Problem statement
Copy all lines below exactly as written. Leave pictures out.
** START Data extract **
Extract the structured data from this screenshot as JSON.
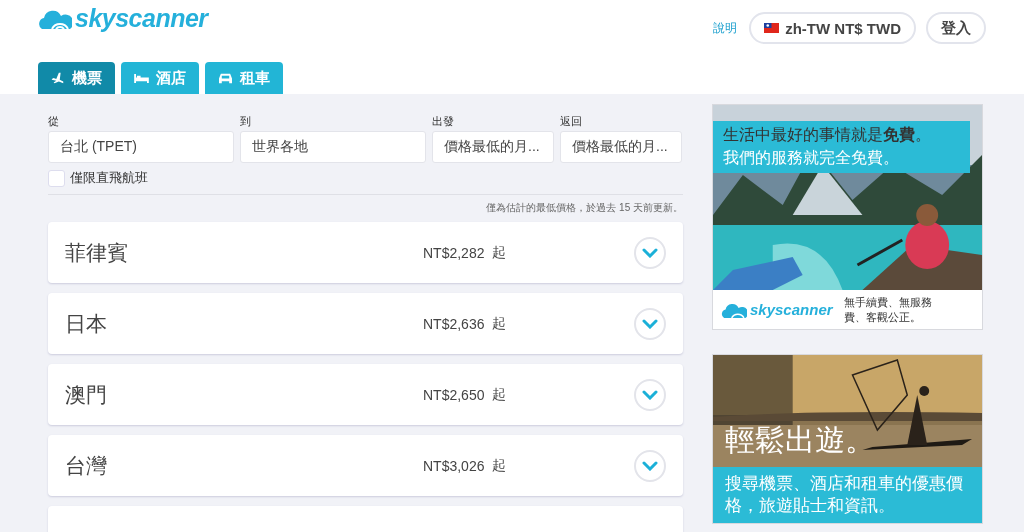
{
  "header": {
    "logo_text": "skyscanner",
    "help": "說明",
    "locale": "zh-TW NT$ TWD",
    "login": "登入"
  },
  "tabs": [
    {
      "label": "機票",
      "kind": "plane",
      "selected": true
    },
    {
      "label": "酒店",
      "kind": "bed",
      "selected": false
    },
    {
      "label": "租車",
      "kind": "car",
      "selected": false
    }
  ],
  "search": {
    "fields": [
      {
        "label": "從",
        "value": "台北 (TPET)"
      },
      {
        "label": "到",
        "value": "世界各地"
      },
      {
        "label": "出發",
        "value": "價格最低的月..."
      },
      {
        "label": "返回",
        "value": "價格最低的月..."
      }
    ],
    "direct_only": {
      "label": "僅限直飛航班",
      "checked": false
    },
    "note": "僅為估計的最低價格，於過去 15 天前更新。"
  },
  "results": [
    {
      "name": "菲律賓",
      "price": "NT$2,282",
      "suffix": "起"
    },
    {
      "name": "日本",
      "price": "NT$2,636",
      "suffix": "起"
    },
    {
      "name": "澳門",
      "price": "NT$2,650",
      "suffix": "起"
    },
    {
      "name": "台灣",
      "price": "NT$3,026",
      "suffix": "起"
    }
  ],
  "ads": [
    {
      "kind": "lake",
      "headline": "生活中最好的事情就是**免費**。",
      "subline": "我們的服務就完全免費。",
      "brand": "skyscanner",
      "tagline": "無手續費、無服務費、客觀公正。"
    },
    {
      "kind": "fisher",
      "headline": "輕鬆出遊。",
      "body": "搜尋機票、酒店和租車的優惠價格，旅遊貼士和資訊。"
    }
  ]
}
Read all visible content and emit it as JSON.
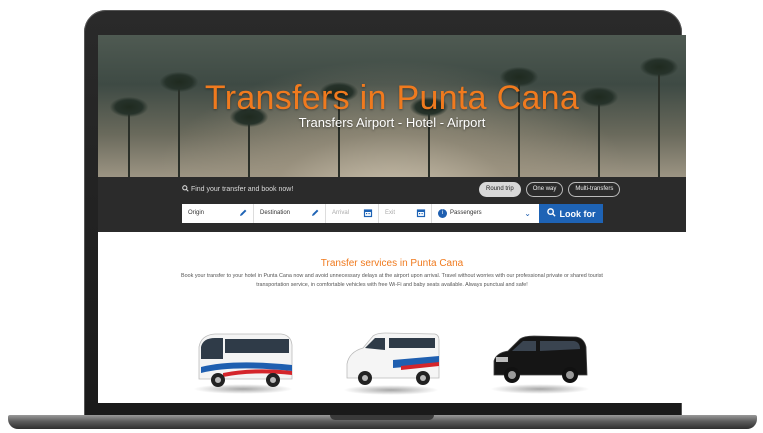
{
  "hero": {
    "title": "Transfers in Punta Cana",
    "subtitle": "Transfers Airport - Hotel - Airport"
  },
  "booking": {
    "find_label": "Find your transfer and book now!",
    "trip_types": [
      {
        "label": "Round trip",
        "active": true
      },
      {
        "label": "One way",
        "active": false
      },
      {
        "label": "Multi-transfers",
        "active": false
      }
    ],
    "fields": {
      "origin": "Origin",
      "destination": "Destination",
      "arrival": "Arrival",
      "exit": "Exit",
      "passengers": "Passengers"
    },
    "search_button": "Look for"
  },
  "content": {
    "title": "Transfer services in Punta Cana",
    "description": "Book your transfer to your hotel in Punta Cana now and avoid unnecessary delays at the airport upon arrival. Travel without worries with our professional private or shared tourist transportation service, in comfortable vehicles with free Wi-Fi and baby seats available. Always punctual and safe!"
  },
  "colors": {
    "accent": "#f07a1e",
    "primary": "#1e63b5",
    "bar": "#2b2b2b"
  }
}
** END Data extract **
Expected answer
Extract the structured data from this screenshot as JSON.
{
  "header": {
    "logo_text": "skyscanner",
    "help": "說明",
    "locale": "zh-TW NT$ TWD",
    "login": "登入"
  },
  "tabs": [
    {
      "label": "機票",
      "kind": "plane",
      "selected": true
    },
    {
      "label": "酒店",
      "kind": "bed",
      "selected": false
    },
    {
      "label": "租車",
      "kind": "car",
      "selected": false
    }
  ],
  "search": {
    "fields": [
      {
        "label": "從",
        "value": "台北 (TPET)"
      },
      {
        "label": "到",
        "value": "世界各地"
      },
      {
        "label": "出發",
        "value": "價格最低的月..."
      },
      {
        "label": "返回",
        "value": "價格最低的月..."
      }
    ],
    "direct_only": {
      "label": "僅限直飛航班",
      "checked": false
    },
    "note": "僅為估計的最低價格，於過去 15 天前更新。"
  },
  "results": [
    {
      "name": "菲律賓",
      "price": "NT$2,282",
      "suffix": "起"
    },
    {
      "name": "日本",
      "price": "NT$2,636",
      "suffix": "起"
    },
    {
      "name": "澳門",
      "price": "NT$2,650",
      "suffix": "起"
    },
    {
      "name": "台灣",
      "price": "NT$3,026",
      "suffix": "起"
    }
  ],
  "ads": [
    {
      "kind": "lake",
      "headline": "生活中最好的事情就是**免費**。",
      "subline": "我們的服務就完全免費。",
      "brand": "skyscanner",
      "tagline": "無手續費、無服務費、客觀公正。"
    },
    {
      "kind": "fisher",
      "headline": "輕鬆出遊。",
      "body": "搜尋機票、酒店和租車的優惠價格，旅遊貼士和資訊。"
    }
  ]
}
Read all visible content and emit it as JSON.
{
  "hero": {
    "title": "Transfers in Punta Cana",
    "subtitle": "Transfers Airport - Hotel - Airport"
  },
  "booking": {
    "find_label": "Find your transfer and book now!",
    "trip_types": [
      {
        "label": "Round trip",
        "active": true
      },
      {
        "label": "One way",
        "active": false
      },
      {
        "label": "Multi-transfers",
        "active": false
      }
    ],
    "fields": {
      "origin": "Origin",
      "destination": "Destination",
      "arrival": "Arrival",
      "exit": "Exit",
      "passengers": "Passengers"
    },
    "search_button": "Look for"
  },
  "content": {
    "title": "Transfer services in Punta Cana",
    "description": "Book your transfer to your hotel in Punta Cana now and avoid unnecessary delays at the airport upon arrival. Travel without worries with our professional private or shared tourist transportation service, in comfortable vehicles with free Wi-Fi and baby seats available. Always punctual and safe!"
  },
  "colors": {
    "accent": "#f07a1e",
    "primary": "#1e63b5",
    "bar": "#2b2b2b"
  }
}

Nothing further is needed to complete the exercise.